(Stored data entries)
________________________
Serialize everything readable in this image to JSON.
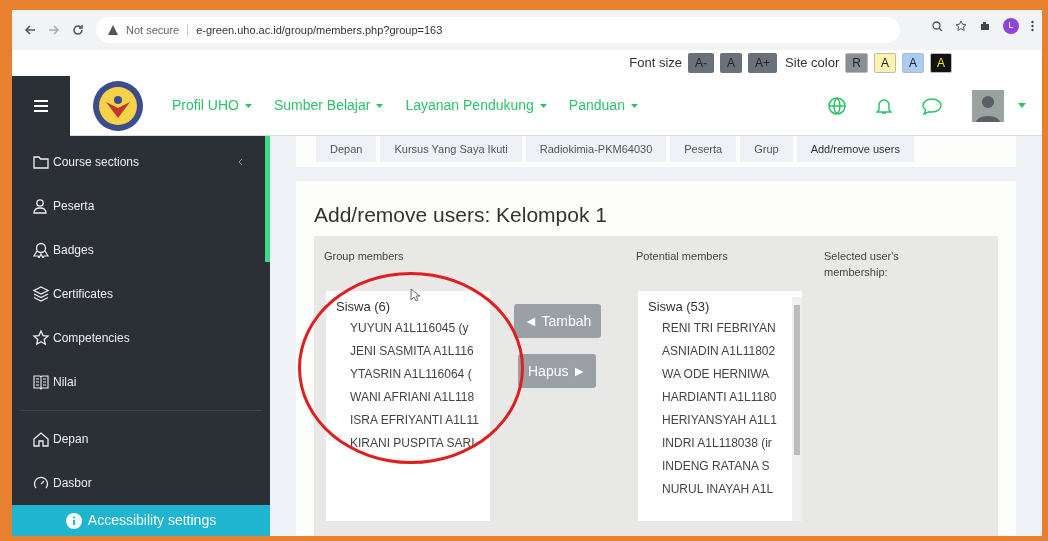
{
  "browser": {
    "security": "Not secure",
    "url": "e-green.uho.ac.id/group/members.php?group=163",
    "profile_initial": "L"
  },
  "accessibility_bar": {
    "font_size_label": "Font size",
    "font_buttons": [
      "A-",
      "A",
      "A+"
    ],
    "site_color_label": "Site color",
    "color_buttons": [
      {
        "label": "R",
        "color": "#8a8f96"
      },
      {
        "label": "A",
        "color": "#fdf3b0"
      },
      {
        "label": "A",
        "color": "#a9cdf5"
      },
      {
        "label": "A",
        "color": "#111111"
      }
    ]
  },
  "navbar": {
    "menus": [
      "Profil UHO",
      "Sumber Belajar",
      "Layanan Pendukung",
      "Panduan"
    ]
  },
  "sidebar": {
    "items": [
      {
        "label": "Course sections",
        "kind": "folder"
      },
      {
        "label": "Peserta",
        "kind": "users"
      },
      {
        "label": "Badges",
        "kind": "badge"
      },
      {
        "label": "Certificates",
        "kind": "layers"
      },
      {
        "label": "Competencies",
        "kind": "star"
      },
      {
        "label": "Nilai",
        "kind": "book"
      }
    ],
    "bottom_items": [
      {
        "label": "Depan",
        "kind": "home"
      },
      {
        "label": "Dasbor",
        "kind": "gauge"
      }
    ],
    "accessibility_button": "Accessibility settings"
  },
  "breadcrumb": [
    "Depan",
    "Kursus Yang Saya Ikuti",
    "Radiokimia-PKM64030",
    "Peserta",
    "Grup",
    "Add/remove users"
  ],
  "title": "Add/remove users: Kelompok 1",
  "group_members": {
    "label": "Group members",
    "group": "Siswa (6)",
    "members": [
      "YUYUN A1L116045 (y",
      "JENI SASMITA A1L116",
      "YTASRIN A1L116064 (",
      "WANI AFRIANI A1L118",
      "ISRA EFRIYANTI A1L11",
      "KIRANI PUSPITA SARI"
    ]
  },
  "actions": {
    "add": "◄ Tambah",
    "remove": "Hapus ►"
  },
  "potential_members": {
    "label": "Potential members",
    "group": "Siswa (53)",
    "members": [
      "RENI TRI FEBRIYAN",
      "ASNIADIN A1L11802",
      "WA ODE HERNIWA",
      "HARDIANTI A1L1180",
      "HERIYANSYAH A1L1",
      "INDRI A1L118038 (ir",
      "INDENG RATANA S",
      "NURUL INAYAH A1L"
    ]
  },
  "selected_membership": {
    "label": "Selected user's membership:"
  }
}
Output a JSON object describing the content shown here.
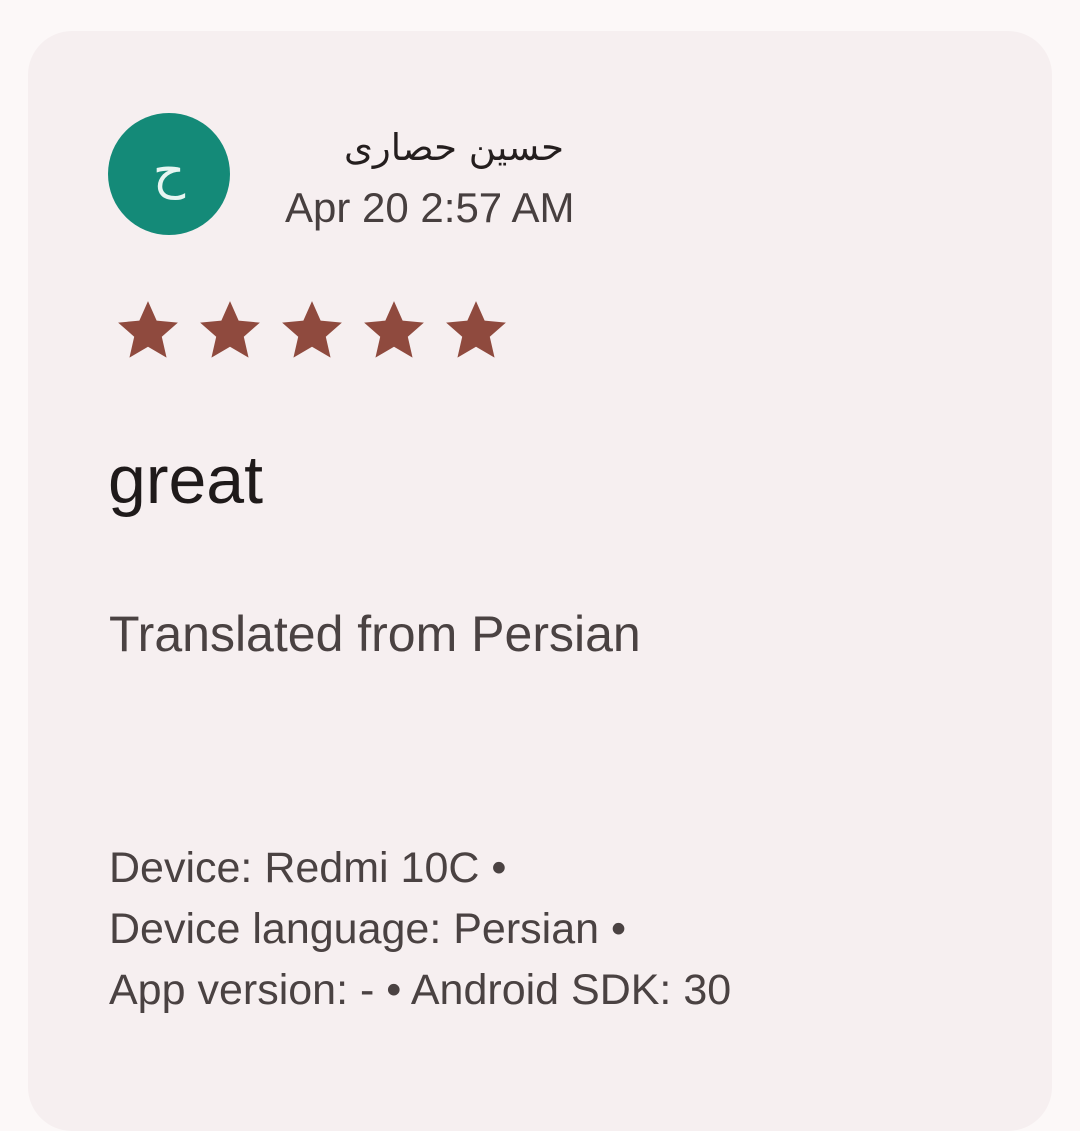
{
  "review": {
    "avatar_letter": "ح",
    "author_name": "حسین حصاری",
    "date": "Apr 20 2:57 AM",
    "rating": 5,
    "rating_max": 5,
    "text": "great",
    "translation_note": "Translated from Persian",
    "device_line": "Device: Redmi 10C •",
    "language_line": "Device language: Persian •",
    "version_line": "App version: - • Android SDK: 30"
  },
  "colors": {
    "avatar_bg": "#148a78",
    "star": "#8f4a3e",
    "card_bg": "#f6eff0"
  },
  "icons": {
    "star": "star-icon"
  }
}
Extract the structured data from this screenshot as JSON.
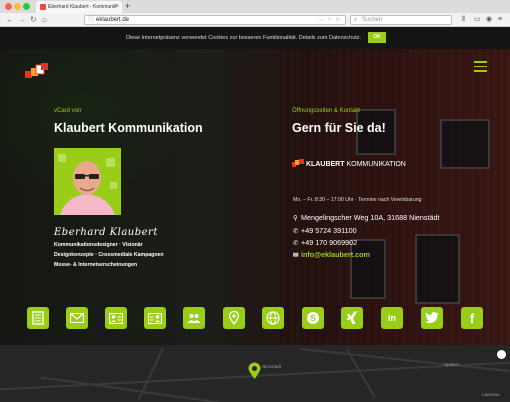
{
  "browser": {
    "tab_title": "Eberhard Klaubert - Kommunik",
    "tab_close": "×",
    "new_tab": "+",
    "url": "eklaubert.de",
    "search_placeholder": "Suchen"
  },
  "cookie_banner": {
    "text": "Diese Internetpräsenz verwendet Cookies zur besseren Funktionalität. Details zum Datenschutz.",
    "ok_label": "OK"
  },
  "vcard": {
    "label": "vCard von",
    "heading": "Klaubert Kommunikation",
    "name": "Eberhard Klaubert",
    "roles": [
      "Kommunikationsdesigner · Visionär",
      "Designkonzepte · Crossmediale Kampagnen",
      "Messe- & Internetserscheinungen"
    ]
  },
  "contact": {
    "label": "Öffnungszeiten & Kontakt",
    "heading": "Gern für Sie da!",
    "brand_bold": "KLAUBERT",
    "brand_regular": "KOMMUNIKATION",
    "hours": "Mo. – Fr. 8:30 – 17:00 Uhr · Termine nach Vereinbarung",
    "address": "Mengelingscher Weg 10A, 31688 Nienstädt",
    "phone": "+49 5724 391100",
    "mobile": "+49 170 9069902",
    "email": "info@eklaubert.com"
  },
  "socials": [
    {
      "name": "vcard-doc",
      "text": ""
    },
    {
      "name": "mail",
      "text": ""
    },
    {
      "name": "contact-card",
      "text": ""
    },
    {
      "name": "address-card",
      "text": ""
    },
    {
      "name": "team",
      "text": ""
    },
    {
      "name": "location",
      "text": ""
    },
    {
      "name": "website",
      "text": ""
    },
    {
      "name": "skype",
      "text": ""
    },
    {
      "name": "xing",
      "text": ""
    },
    {
      "name": "linkedin",
      "text": "in"
    },
    {
      "name": "twitter",
      "text": ""
    },
    {
      "name": "facebook",
      "text": "f"
    }
  ],
  "map": {
    "label_center": "Nienstädt",
    "label_right": "Apelern",
    "label_corner": "Lauenau"
  },
  "colors": {
    "accent": "#9acd17",
    "banner_bg": "#141414"
  }
}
________________________
• GOAL OF THE EXERCISE
Take every line from the data above that holds "remove" and copy it out.

• EXPECTED ANSWER
    "Add/remove users"
  "title": "Add/remove users: Kelompok 1",
    "remove": "Hapus ►"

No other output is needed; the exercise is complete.